Since its launch in May 2007, the programme has attracted more than 100 students. "Most of our students are experienced professionals or business owners," Mr Lee notes. "They are attracted to the programme because of its focus on the mainland China market and its systematic structure to gain business knowledge."

Classroom learning is conducted in small groups of less than 30 students who are encouraged not only to conduct discussions in Cantonese or Mandarin, but also to submit written assignments in Chinese as an option.

Although the economy is currently in a downturn, Mr Lee sees this as a good time for working professionals to reflect on their competitive edge and further their competency.

"In a knowledge-based economy, experience alone is not enough to succeed in an enterprise. It is also important to have good interpersonal skills and intercultural understanding. Now is the time for people who are serious about their careers to study and equip themselves for future challenges," he says.

Requirements - Please continue the passage about the business program focused on the mainland China market, starting right after its last sentence.

Entries provided -
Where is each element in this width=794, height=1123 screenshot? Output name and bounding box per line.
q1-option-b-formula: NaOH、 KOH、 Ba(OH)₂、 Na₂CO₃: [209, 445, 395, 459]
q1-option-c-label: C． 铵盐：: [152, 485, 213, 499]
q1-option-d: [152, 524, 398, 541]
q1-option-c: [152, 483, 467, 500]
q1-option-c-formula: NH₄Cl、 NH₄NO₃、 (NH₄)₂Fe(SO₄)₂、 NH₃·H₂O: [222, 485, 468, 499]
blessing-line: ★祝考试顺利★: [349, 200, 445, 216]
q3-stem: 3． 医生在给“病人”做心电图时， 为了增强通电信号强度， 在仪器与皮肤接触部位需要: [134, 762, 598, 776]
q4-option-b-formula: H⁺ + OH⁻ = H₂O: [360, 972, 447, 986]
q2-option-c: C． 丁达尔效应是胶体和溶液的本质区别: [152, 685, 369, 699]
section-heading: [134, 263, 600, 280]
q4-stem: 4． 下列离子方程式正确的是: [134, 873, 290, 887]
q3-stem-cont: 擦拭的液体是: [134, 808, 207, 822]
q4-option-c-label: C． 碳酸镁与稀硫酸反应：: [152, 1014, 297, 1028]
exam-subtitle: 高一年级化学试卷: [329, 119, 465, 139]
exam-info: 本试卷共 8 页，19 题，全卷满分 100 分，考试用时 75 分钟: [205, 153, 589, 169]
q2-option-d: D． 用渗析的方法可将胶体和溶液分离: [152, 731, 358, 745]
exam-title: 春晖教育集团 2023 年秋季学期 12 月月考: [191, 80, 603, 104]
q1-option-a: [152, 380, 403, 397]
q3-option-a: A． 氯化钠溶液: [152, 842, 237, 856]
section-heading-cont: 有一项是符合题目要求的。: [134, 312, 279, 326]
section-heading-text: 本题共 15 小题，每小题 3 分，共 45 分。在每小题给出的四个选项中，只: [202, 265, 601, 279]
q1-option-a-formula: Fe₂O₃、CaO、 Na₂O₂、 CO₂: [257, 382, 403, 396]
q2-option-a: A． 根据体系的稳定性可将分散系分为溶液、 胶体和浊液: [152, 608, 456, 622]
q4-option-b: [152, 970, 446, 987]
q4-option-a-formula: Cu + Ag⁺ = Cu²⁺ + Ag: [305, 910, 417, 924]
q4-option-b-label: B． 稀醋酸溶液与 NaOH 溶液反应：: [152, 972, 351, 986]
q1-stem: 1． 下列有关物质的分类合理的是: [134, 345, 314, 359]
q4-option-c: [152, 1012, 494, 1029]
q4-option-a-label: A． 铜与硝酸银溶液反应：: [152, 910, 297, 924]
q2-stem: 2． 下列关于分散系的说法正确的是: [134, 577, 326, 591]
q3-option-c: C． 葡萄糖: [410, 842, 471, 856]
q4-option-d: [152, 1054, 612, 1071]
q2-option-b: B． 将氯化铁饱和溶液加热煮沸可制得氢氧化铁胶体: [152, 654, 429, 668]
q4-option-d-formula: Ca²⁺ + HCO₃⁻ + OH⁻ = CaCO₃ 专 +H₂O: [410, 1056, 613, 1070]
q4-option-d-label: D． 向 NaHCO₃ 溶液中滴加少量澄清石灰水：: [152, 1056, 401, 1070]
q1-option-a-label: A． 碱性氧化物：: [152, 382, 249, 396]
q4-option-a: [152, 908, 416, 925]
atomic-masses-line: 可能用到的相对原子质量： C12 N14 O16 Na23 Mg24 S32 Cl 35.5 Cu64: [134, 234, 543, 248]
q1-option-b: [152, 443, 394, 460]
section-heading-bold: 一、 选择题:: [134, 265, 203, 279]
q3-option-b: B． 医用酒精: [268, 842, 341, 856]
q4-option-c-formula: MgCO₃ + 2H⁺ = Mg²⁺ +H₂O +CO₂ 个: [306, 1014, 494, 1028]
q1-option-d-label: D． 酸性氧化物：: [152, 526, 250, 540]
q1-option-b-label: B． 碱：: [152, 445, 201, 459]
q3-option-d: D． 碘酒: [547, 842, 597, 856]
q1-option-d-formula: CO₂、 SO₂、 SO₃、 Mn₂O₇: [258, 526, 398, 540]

Written response -
Since time and money are often the main obstacles preventing people from advancing their studies, the programme is relatively compressed to fit into the schedules of busy working people. It takes an average of 12 to 15 months to complete the programme part-time, with a fee of around HK$60,000. "Everyone in the society should have the chance to study, and we aim to provide working people a viable option," Mr Lee states.

He advises students hoping to go on to an MBA programme to choose their subjects wisely. "Students should also match their abilities, aspirations and goals to an appropriate programme so that they will get the maximum benefit from it," Mr Lee concludes.